| THE TASK |
Of the lines in the listing below, how many hold "έγγραφο"? Answer with the number only.

| INFORMATION GIVEN |
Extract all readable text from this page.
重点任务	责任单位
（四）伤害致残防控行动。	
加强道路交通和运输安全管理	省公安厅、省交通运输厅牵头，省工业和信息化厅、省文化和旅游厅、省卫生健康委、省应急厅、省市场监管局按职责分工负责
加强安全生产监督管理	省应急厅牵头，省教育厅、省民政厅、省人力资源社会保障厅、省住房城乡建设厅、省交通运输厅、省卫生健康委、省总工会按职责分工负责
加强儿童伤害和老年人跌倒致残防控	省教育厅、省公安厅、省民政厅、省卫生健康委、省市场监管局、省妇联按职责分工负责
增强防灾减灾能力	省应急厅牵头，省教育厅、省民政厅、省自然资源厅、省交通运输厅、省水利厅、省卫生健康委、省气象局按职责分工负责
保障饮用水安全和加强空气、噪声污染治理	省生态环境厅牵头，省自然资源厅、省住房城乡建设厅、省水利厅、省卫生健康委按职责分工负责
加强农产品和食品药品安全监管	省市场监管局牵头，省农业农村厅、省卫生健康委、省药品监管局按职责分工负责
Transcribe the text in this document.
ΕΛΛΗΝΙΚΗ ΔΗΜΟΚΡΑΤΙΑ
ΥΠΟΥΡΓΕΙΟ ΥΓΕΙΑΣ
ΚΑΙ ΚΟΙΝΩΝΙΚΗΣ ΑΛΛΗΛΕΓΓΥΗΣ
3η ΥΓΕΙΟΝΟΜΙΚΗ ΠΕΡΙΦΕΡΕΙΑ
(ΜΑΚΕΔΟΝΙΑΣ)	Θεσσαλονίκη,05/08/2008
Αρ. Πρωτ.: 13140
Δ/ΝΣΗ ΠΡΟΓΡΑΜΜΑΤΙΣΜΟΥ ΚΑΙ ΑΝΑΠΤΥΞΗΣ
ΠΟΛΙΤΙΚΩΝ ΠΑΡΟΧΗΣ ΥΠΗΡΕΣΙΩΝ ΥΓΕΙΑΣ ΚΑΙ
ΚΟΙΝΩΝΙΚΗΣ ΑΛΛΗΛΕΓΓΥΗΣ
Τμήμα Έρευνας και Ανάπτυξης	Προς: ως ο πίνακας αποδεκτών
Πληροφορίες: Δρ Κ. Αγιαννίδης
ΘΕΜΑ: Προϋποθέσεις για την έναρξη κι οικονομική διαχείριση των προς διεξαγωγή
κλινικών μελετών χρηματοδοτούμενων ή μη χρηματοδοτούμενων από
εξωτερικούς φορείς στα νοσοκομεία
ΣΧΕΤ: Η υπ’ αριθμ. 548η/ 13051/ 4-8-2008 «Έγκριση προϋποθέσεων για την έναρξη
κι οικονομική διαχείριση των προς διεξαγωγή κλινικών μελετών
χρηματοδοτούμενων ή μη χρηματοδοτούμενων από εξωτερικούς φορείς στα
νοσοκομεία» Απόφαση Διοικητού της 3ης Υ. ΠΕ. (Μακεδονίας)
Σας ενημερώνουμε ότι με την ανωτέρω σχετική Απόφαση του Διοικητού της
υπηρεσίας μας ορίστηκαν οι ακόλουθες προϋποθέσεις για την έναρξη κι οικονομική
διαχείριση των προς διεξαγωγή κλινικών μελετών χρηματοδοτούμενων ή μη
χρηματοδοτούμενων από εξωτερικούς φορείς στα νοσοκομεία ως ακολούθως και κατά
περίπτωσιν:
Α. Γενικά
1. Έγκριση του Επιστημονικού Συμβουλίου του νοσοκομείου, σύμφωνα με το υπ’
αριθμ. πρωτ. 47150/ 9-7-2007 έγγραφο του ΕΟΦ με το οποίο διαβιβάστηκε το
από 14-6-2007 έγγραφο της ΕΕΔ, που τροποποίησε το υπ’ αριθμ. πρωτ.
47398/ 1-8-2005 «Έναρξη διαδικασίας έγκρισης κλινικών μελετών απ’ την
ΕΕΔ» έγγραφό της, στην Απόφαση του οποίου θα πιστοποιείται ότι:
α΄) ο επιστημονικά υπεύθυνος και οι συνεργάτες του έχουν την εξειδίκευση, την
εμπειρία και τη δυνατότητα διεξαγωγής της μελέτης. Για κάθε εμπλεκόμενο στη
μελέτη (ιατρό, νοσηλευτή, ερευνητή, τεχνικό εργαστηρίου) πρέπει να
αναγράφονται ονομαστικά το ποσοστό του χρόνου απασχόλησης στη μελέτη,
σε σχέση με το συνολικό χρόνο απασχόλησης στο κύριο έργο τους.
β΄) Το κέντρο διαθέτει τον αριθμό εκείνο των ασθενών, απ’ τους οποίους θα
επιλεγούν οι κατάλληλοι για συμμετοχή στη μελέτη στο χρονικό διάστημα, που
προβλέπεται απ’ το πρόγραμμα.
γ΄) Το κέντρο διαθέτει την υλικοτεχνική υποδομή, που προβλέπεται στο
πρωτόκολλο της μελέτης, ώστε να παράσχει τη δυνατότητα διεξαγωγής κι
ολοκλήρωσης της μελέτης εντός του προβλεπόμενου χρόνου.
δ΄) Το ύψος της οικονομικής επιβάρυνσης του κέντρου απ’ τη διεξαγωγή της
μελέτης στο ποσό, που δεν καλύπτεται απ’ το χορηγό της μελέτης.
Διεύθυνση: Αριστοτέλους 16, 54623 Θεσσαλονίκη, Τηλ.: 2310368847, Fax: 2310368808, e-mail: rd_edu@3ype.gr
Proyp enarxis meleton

---

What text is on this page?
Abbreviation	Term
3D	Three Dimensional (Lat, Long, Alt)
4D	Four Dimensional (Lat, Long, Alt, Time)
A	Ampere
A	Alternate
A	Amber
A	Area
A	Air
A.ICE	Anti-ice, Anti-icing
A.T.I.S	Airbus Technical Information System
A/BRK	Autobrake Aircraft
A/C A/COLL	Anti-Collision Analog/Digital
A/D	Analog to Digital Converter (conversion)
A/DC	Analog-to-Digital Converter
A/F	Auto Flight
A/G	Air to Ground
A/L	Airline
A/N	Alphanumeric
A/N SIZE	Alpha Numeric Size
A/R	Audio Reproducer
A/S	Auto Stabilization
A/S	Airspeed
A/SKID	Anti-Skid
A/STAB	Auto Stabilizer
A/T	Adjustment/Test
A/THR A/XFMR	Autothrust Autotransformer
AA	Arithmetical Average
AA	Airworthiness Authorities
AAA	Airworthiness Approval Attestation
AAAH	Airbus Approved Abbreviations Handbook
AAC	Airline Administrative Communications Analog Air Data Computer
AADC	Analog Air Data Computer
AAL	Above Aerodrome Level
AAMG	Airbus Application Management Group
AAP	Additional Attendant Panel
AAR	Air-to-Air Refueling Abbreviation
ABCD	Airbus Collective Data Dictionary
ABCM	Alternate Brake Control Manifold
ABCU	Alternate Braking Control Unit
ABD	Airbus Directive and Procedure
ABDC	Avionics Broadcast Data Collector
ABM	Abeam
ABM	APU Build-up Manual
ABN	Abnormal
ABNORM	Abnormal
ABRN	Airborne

| EXERCISE OUTPUT |
2